- [Aim of the task] Comb the records below for the string "Polska" and copy each line where it turns up.

======== Supplied material ========

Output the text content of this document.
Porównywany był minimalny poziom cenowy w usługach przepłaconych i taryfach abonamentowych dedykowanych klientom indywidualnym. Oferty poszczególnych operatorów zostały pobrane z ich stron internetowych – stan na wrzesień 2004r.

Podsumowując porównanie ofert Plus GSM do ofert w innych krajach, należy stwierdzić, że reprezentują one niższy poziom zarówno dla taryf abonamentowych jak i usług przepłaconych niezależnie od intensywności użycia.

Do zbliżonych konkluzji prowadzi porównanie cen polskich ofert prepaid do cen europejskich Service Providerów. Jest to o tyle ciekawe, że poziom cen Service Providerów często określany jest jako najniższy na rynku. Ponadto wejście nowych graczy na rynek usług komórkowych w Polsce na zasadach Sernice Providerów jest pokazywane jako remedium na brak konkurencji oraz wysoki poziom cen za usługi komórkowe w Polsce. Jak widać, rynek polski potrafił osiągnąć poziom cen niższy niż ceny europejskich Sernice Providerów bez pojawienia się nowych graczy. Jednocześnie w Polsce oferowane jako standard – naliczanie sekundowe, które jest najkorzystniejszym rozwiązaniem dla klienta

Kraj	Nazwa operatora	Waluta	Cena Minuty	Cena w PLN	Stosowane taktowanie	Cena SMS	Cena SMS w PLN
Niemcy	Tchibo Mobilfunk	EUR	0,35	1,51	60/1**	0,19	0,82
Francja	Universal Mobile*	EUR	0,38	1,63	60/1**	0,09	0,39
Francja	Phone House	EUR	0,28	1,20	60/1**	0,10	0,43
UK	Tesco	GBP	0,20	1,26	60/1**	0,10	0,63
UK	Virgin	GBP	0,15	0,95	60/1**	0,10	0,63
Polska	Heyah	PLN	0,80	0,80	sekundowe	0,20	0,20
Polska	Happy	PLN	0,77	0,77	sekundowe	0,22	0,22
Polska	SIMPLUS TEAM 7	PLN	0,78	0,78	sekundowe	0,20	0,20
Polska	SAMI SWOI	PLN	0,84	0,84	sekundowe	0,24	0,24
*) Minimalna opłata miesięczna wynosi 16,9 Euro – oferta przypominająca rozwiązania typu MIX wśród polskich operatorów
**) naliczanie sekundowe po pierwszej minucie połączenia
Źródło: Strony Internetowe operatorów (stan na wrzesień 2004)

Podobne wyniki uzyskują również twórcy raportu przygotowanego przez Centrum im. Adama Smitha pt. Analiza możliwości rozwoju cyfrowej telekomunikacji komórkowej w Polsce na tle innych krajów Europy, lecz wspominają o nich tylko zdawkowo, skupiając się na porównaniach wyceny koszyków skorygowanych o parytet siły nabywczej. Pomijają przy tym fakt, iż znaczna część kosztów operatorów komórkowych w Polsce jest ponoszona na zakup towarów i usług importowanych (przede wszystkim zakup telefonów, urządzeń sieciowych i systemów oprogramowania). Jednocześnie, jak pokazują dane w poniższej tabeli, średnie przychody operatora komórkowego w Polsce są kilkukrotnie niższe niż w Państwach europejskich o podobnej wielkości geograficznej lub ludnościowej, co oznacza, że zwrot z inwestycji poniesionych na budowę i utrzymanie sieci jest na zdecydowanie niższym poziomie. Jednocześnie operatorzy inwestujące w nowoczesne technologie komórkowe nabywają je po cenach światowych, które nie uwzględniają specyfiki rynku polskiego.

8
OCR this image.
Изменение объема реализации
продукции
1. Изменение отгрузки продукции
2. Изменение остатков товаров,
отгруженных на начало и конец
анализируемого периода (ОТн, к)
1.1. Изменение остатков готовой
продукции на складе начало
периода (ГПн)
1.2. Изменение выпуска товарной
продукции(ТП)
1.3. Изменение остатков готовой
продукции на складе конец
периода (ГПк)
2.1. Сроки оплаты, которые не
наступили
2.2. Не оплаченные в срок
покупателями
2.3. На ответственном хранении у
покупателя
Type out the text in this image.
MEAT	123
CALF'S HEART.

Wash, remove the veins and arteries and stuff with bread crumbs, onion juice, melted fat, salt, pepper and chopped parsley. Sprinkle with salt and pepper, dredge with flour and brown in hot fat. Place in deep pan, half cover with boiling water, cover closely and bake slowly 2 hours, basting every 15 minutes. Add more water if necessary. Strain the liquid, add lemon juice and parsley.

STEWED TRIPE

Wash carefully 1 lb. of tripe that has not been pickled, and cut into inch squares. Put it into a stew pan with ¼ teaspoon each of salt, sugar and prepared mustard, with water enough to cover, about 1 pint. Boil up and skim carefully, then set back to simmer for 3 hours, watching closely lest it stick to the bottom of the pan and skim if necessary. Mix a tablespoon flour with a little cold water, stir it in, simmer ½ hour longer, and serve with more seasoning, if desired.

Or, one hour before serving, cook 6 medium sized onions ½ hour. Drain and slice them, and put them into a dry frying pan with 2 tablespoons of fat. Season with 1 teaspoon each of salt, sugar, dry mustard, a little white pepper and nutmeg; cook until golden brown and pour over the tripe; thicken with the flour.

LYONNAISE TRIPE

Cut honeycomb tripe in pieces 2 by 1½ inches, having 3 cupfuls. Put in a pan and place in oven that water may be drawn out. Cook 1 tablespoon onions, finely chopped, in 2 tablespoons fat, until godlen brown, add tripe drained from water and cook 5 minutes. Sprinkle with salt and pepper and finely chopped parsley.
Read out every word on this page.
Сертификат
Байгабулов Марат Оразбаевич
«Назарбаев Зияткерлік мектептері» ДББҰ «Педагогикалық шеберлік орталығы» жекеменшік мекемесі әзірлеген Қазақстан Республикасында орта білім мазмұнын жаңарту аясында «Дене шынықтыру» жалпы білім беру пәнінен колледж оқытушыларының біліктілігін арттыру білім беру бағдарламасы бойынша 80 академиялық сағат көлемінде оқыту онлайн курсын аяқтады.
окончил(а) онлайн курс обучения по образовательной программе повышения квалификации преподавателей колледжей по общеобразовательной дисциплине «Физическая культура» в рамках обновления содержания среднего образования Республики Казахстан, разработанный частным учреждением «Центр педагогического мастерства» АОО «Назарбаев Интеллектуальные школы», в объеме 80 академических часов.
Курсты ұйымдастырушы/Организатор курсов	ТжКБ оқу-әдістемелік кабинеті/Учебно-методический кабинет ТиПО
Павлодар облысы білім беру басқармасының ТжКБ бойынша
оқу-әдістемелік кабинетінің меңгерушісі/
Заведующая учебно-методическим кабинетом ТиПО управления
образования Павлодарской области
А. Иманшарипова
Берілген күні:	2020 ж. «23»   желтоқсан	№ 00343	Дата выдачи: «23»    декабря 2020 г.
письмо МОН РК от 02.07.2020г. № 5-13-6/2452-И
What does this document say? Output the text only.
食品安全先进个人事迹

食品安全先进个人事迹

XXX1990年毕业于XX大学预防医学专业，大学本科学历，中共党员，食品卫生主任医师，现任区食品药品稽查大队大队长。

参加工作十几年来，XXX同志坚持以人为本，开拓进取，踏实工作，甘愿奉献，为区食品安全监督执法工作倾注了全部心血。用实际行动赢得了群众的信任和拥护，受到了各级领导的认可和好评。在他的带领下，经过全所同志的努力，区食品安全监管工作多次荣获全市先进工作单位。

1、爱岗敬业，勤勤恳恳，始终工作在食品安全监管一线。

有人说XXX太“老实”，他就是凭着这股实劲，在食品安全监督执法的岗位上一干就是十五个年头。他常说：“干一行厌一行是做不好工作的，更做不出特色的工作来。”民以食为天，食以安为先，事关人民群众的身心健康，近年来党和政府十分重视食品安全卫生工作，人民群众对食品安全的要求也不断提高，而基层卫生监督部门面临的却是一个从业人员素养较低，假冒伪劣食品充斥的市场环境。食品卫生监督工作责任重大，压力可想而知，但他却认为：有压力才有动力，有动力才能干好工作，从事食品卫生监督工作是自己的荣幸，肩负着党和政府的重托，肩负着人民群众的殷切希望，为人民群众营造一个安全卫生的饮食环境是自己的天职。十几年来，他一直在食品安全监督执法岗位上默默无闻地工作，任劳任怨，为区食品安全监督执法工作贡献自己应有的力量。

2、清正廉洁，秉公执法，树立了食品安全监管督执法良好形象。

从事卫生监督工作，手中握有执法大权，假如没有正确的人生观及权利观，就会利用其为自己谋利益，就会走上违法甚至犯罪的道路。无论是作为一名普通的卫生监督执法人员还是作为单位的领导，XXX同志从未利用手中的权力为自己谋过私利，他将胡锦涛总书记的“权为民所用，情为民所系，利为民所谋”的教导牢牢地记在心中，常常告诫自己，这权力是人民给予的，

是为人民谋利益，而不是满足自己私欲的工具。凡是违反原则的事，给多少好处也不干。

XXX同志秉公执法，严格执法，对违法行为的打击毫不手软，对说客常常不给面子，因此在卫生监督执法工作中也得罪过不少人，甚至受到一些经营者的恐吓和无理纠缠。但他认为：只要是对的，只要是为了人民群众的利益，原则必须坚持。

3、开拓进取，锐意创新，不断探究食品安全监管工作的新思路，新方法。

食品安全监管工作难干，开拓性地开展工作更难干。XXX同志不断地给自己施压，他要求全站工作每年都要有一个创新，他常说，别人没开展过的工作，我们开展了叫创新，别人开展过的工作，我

========

- [Finished answer]
Polska	Heyah	PLN	0,80	0,80	sekundowe	0,20	0,20
Polska	Happy	PLN	0,77	0,77	sekundowe	0,22	0,22
Polska	SIMPLUS TEAM 7	PLN	0,78	0,78	sekundowe	0,20	0,20
Polska	SAMI SWOI	PLN	0,84	0,84	sekundowe	0,24	0,24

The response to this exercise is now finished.